[Extracted records]
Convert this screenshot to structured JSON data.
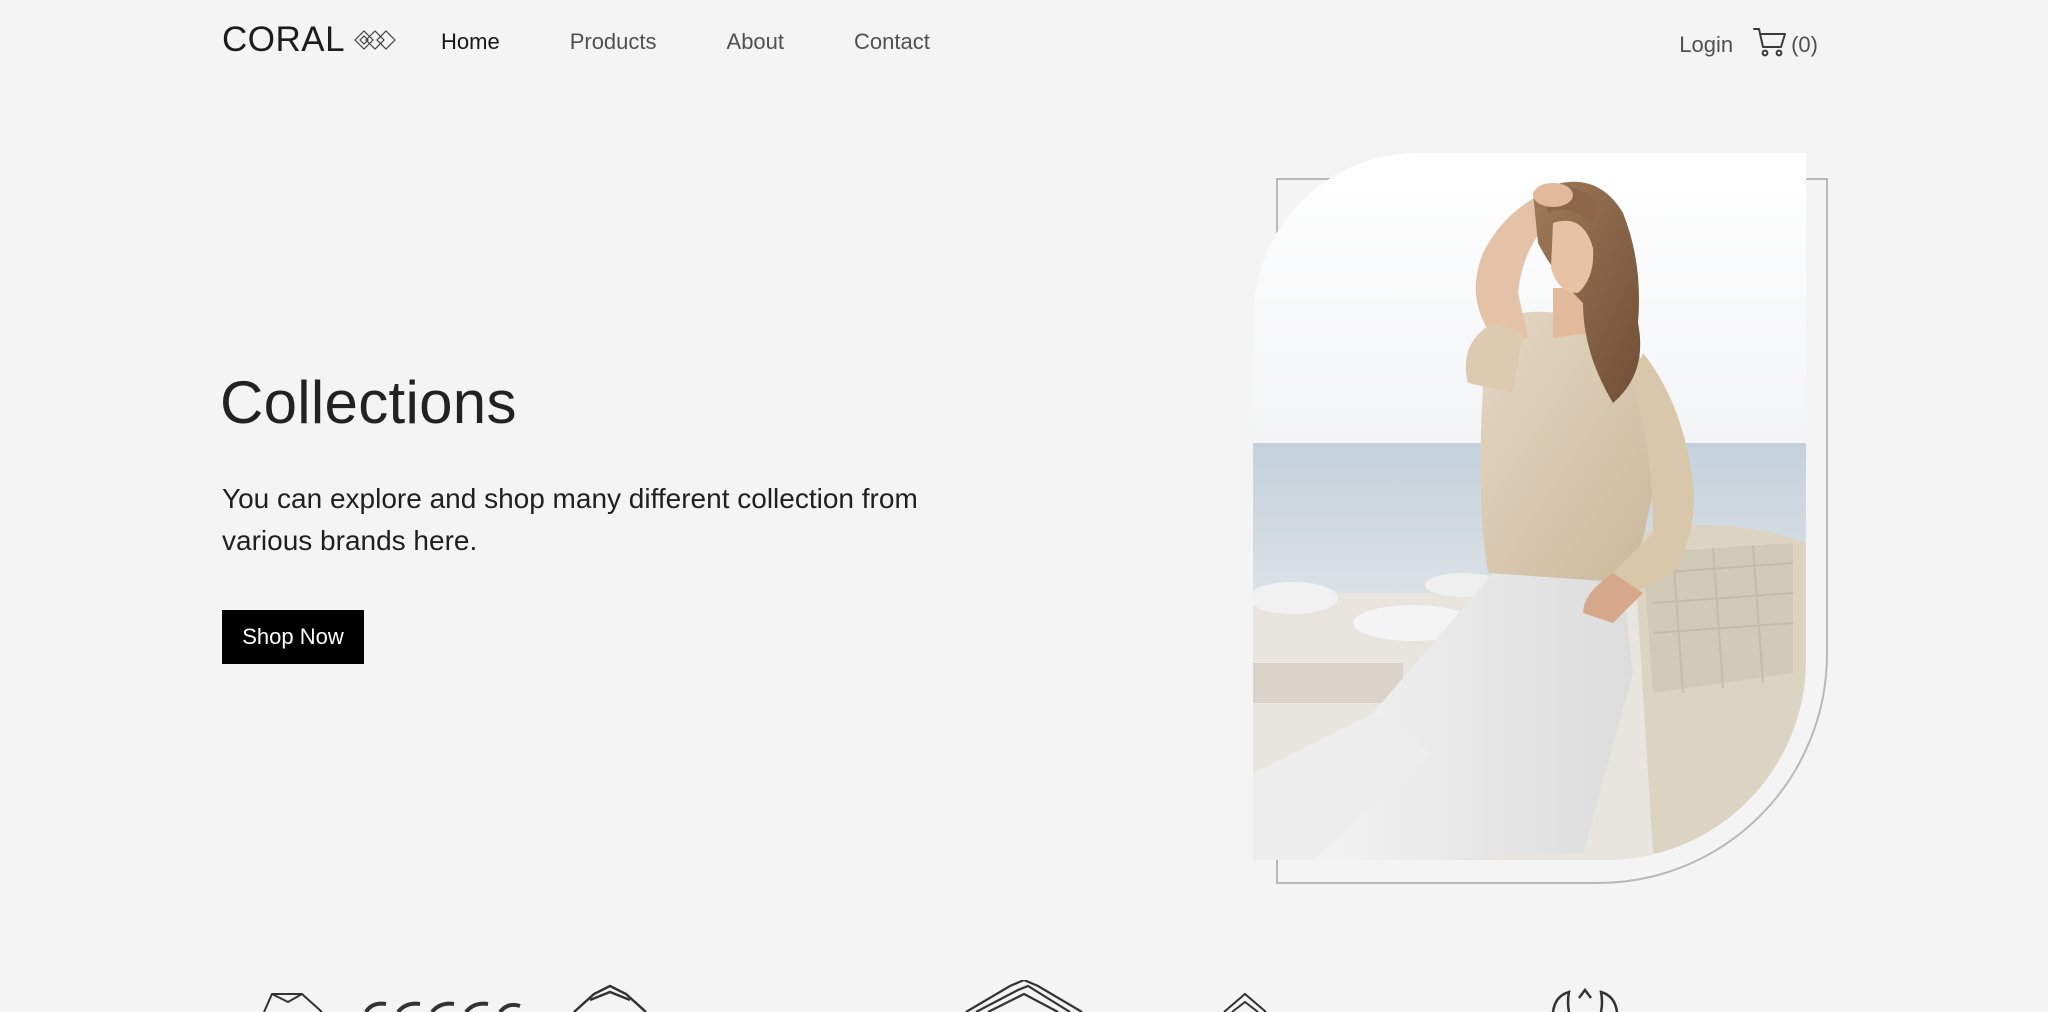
{
  "brand": {
    "name": "CORAL",
    "logo_icon": "diamond-chain-icon"
  },
  "nav": {
    "items": [
      {
        "label": "Home",
        "active": true
      },
      {
        "label": "Products",
        "active": false
      },
      {
        "label": "About",
        "active": false
      },
      {
        "label": "Contact",
        "active": false
      }
    ]
  },
  "header": {
    "login_label": "Login",
    "cart_icon": "cart-icon",
    "cart_count": "(0)"
  },
  "hero": {
    "title": "Collections",
    "description": "You can explore and shop many different collection from various brands here.",
    "cta_label": "Shop Now",
    "image_alt": "woman-in-beige-blouse-and-white-pants-photo"
  },
  "brands_strip": {
    "icons": [
      "brand-logo-1-icon",
      "brand-logo-2-icon",
      "brand-logo-3-icon",
      "brand-logo-4-icon",
      "brand-logo-5-icon",
      "brand-logo-6-icon"
    ]
  },
  "colors": {
    "background": "#f4f4f4",
    "button": "#000000",
    "text": "#1f1f1f",
    "muted_text": "#505050"
  }
}
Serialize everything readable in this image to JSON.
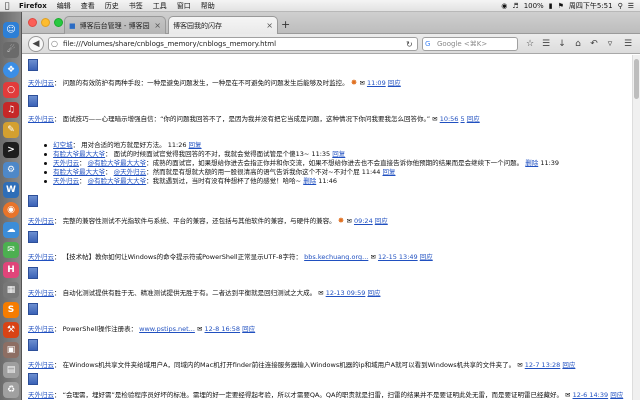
{
  "menubar": {
    "items": [
      "Firefox",
      "编辑",
      "查看",
      "历史",
      "书签",
      "工具",
      "窗口",
      "帮助"
    ],
    "battery": "100%",
    "clock": "周四下午5:51"
  },
  "tabs": [
    {
      "label": "博客后台管理 - 博客园"
    },
    {
      "label": "博客园我的闪存"
    }
  ],
  "url": "file:///Volumes/share/cnblogs_memory/cnblogs_memory.html",
  "search_placeholder": "Google <⌘K>",
  "entries": [
    {
      "author": "天外归云",
      "text": "问题的有效防护有两种手段：一种是避免问题发生，一种是在不可避免的问题发生后能够及时监控。",
      "time": "11:09",
      "reply": "回应"
    },
    {
      "author": "天外归云",
      "text": "面试技巧——心理暗示增强自信：“你的问题我回答不了，是因为我并没有把它当成是问题，这种情况下你问我要我怎么回答你。”",
      "time": "10:56",
      "count": "5",
      "reply": "回应"
    },
    {
      "author": "天外归云",
      "text": "完整的兼容性测试不光指软件与系统、平台的兼容，还包括与其他软件的兼容，与硬件的兼容。",
      "time": "09:24",
      "reply": "回应"
    },
    {
      "author": "天外归云",
      "text": "【技术帖】教你如何让Windows的命令提示符或PowerShell正常显示UTF-8字符：",
      "link": "bbs.kechuang.org...",
      "time": "12-15 13:49",
      "reply": "回应"
    },
    {
      "author": "天外归云",
      "text": "自动化测试提供有胜于无、精准测试提供无胜于有。二者达到平衡就是回归测试之大成。",
      "time": "12-13 09:59",
      "reply": "回应"
    },
    {
      "author": "天外归云",
      "text": "PowerShell操作注册表：",
      "link": "www.pstips.net...",
      "time": "12-8 16:58",
      "reply": "回应"
    },
    {
      "author": "天外归云",
      "text": "在Windows机共享文件夹给域用户A，同域内的Mac机打开finder前往连接服务器输入Windows机器的ip和域用户A就可以看到Windows机共享的文件夹了。",
      "time": "12-7 13:28",
      "reply": "回应"
    },
    {
      "author": "天外归云",
      "text": "“会理需，埋好需”是检验程序员好坏的标准。需埋的好一定要经得起考验，所以才需要QA。QA的职责就是扫雷，扫雷的结果并不是要证明此处无雷，而是要证明雷已经藏好。",
      "time": "12-6 14:39",
      "reply": "回应"
    }
  ],
  "replies": [
    {
      "author": "幻空城",
      "text": "用对合适的地方就是好方法。",
      "time": "11:26",
      "reply": "回复"
    },
    {
      "author": "有脸大爷最大大爷",
      "text": "面试的时候面试官觉得我回答的不对，我就会觉得面试管是个傻13~",
      "time": "11:35",
      "reply": "回复"
    },
    {
      "author": "天外归云",
      "mention": "@有脸大爷最大大爷",
      "text": "：成熟的面试官，如果想给你进去会指正你并和你交流，如果不想给你进去也不会直接告诉你他预期的结果而是会继续下一个问题。",
      "delete": "删除",
      "time": "11:39"
    },
    {
      "author": "有脸大爷最大大爷",
      "mention": "@天外归云",
      "text": "：然而就是有想就大额的用一股很清高的语气告诉我你这个不对~不对个屁",
      "time": "11:44",
      "reply": "回复"
    },
    {
      "author": "天外归云",
      "mention": "@有脸大爷最大大爷",
      "text": "：我就遇到过，当时有没有种想杯了他的感觉！哈哈~",
      "delete": "删除",
      "time": "11:46"
    }
  ]
}
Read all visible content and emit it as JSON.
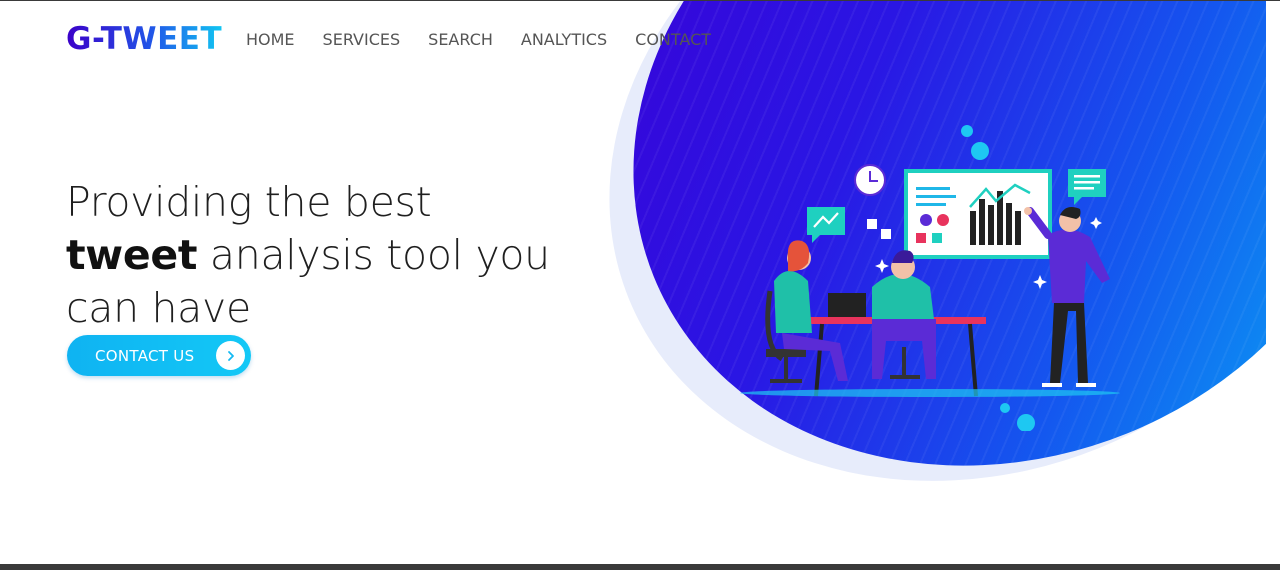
{
  "brand": {
    "logo_text": "G-TWEET"
  },
  "nav": {
    "items": [
      {
        "label": "HOME"
      },
      {
        "label": "SERVICES"
      },
      {
        "label": "SEARCH"
      },
      {
        "label": "ANALYTICS"
      },
      {
        "label": "CONTACT"
      }
    ]
  },
  "hero": {
    "headline_part1": "Providing the best",
    "headline_bold": "tweet",
    "headline_part2": " analysis tool you can have",
    "cta_label": "CONTACT US",
    "cta_icon": "chevron-right-icon",
    "illustration": "team-analytics-illustration"
  },
  "colors": {
    "brand_gradient_start": "#3b00c9",
    "brand_gradient_end": "#11c6f2",
    "hero_blob_start": "#3a00d6",
    "hero_blob_end": "#07b6f5",
    "cta": "#13c8f6",
    "nav_text": "#555555",
    "headline_text": "#1f1f1f"
  }
}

[Objective] Without the pictures, reproduce every line of the records above exactly.

[Output]
Convert this screenshot to structured JSON data.
{
  "brand": {
    "name": "CORAL",
    "logo_icon": "diamond-chain-icon"
  },
  "nav": {
    "items": [
      {
        "label": "Home",
        "active": true
      },
      {
        "label": "Products",
        "active": false
      },
      {
        "label": "About",
        "active": false
      },
      {
        "label": "Contact",
        "active": false
      }
    ]
  },
  "header": {
    "login_label": "Login",
    "cart_icon": "cart-icon",
    "cart_count": "(0)"
  },
  "hero": {
    "title": "Collections",
    "description": "You can explore and shop many different collection from various brands here.",
    "cta_label": "Shop Now",
    "image_alt": "woman-in-beige-blouse-and-white-pants-photo"
  },
  "brands_strip": {
    "icons": [
      "brand-logo-1-icon",
      "brand-logo-2-icon",
      "brand-logo-3-icon",
      "brand-logo-4-icon",
      "brand-logo-5-icon",
      "brand-logo-6-icon"
    ]
  },
  "colors": {
    "background": "#f4f4f4",
    "button": "#000000",
    "text": "#1f1f1f",
    "muted_text": "#505050"
  }
}
Serialize everything readable in this image to JSON.
{
  "menubar": {
    "items": [
      "Firefox",
      "编辑",
      "查看",
      "历史",
      "书签",
      "工具",
      "窗口",
      "帮助"
    ],
    "battery": "100%",
    "clock": "周四下午5:51"
  },
  "tabs": [
    {
      "label": "博客后台管理 - 博客园"
    },
    {
      "label": "博客园我的闪存"
    }
  ],
  "url": "file:///Volumes/share/cnblogs_memory/cnblogs_memory.html",
  "search_placeholder": "Google <⌘K>",
  "entries": [
    {
      "author": "天外归云",
      "text": "问题的有效防护有两种手段：一种是避免问题发生，一种是在不可避免的问题发生后能够及时监控。",
      "time": "11:09",
      "reply": "回应"
    },
    {
      "author": "天外归云",
      "text": "面试技巧——心理暗示增强自信：“你的问题我回答不了，是因为我并没有把它当成是问题，这种情况下你问我要我怎么回答你。”",
      "time": "10:56",
      "count": "5",
      "reply": "回应"
    },
    {
      "author": "天外归云",
      "text": "完整的兼容性测试不光指软件与系统、平台的兼容，还包括与其他软件的兼容，与硬件的兼容。",
      "time": "09:24",
      "reply": "回应"
    },
    {
      "author": "天外归云",
      "text": "【技术帖】教你如何让Windows的命令提示符或PowerShell正常显示UTF-8字符：",
      "link": "bbs.kechuang.org...",
      "time": "12-15 13:49",
      "reply": "回应"
    },
    {
      "author": "天外归云",
      "text": "自动化测试提供有胜于无、精准测试提供无胜于有。二者达到平衡就是回归测试之大成。",
      "time": "12-13 09:59",
      "reply": "回应"
    },
    {
      "author": "天外归云",
      "text": "PowerShell操作注册表：",
      "link": "www.pstips.net...",
      "time": "12-8 16:58",
      "reply": "回应"
    },
    {
      "author": "天外归云",
      "text": "在Windows机共享文件夹给域用户A，同域内的Mac机打开finder前往连接服务器输入Windows机器的ip和域用户A就可以看到Windows机共享的文件夹了。",
      "time": "12-7 13:28",
      "reply": "回应"
    },
    {
      "author": "天外归云",
      "text": "“会理需，埋好需”是检验程序员好坏的标准。需埋的好一定要经得起考验，所以才需要QA。QA的职责就是扫雷，扫雷的结果并不是要证明此处无雷，而是要证明雷已经藏好。",
      "time": "12-6 14:39",
      "reply": "回应"
    }
  ],
  "replies": [
    {
      "author": "幻空城",
      "text": "用对合适的地方就是好方法。",
      "time": "11:26",
      "reply": "回复"
    },
    {
      "author": "有脸大爷最大大爷",
      "text": "面试的时候面试官觉得我回答的不对，我就会觉得面试管是个傻13~",
      "time": "11:35",
      "reply": "回复"
    },
    {
      "author": "天外归云",
      "mention": "@有脸大爷最大大爷",
      "text": "：成熟的面试官，如果想给你进去会指正你并和你交流，如果不想给你进去也不会直接告诉你他预期的结果而是会继续下一个问题。",
      "delete": "删除",
      "time": "11:39"
    },
    {
      "author": "有脸大爷最大大爷",
      "mention": "@天外归云",
      "text": "：然而就是有想就大额的用一股很清高的语气告诉我你这个不对~不对个屁",
      "time": "11:44",
      "reply": "回复"
    },
    {
      "author": "天外归云",
      "mention": "@有脸大爷最大大爷",
      "text": "：我就遇到过，当时有没有种想杯了他的感觉！哈哈~",
      "delete": "删除",
      "time": "11:46"
    }
  ]
}
Read all visible content and emit it as JSON.
{
  "brand": {
    "logo_text": "G-TWEET"
  },
  "nav": {
    "items": [
      {
        "label": "HOME"
      },
      {
        "label": "SERVICES"
      },
      {
        "label": "SEARCH"
      },
      {
        "label": "ANALYTICS"
      },
      {
        "label": "CONTACT"
      }
    ]
  },
  "hero": {
    "headline_part1": "Providing the best",
    "headline_bold": "tweet",
    "headline_part2": " analysis tool you can have",
    "cta_label": "CONTACT US",
    "cta_icon": "chevron-right-icon",
    "illustration": "team-analytics-illustration"
  },
  "colors": {
    "brand_gradient_start": "#3b00c9",
    "brand_gradient_end": "#11c6f2",
    "hero_blob_start": "#3a00d6",
    "hero_blob_end": "#07b6f5",
    "cta": "#13c8f6",
    "nav_text": "#555555",
    "headline_text": "#1f1f1f"
  }
}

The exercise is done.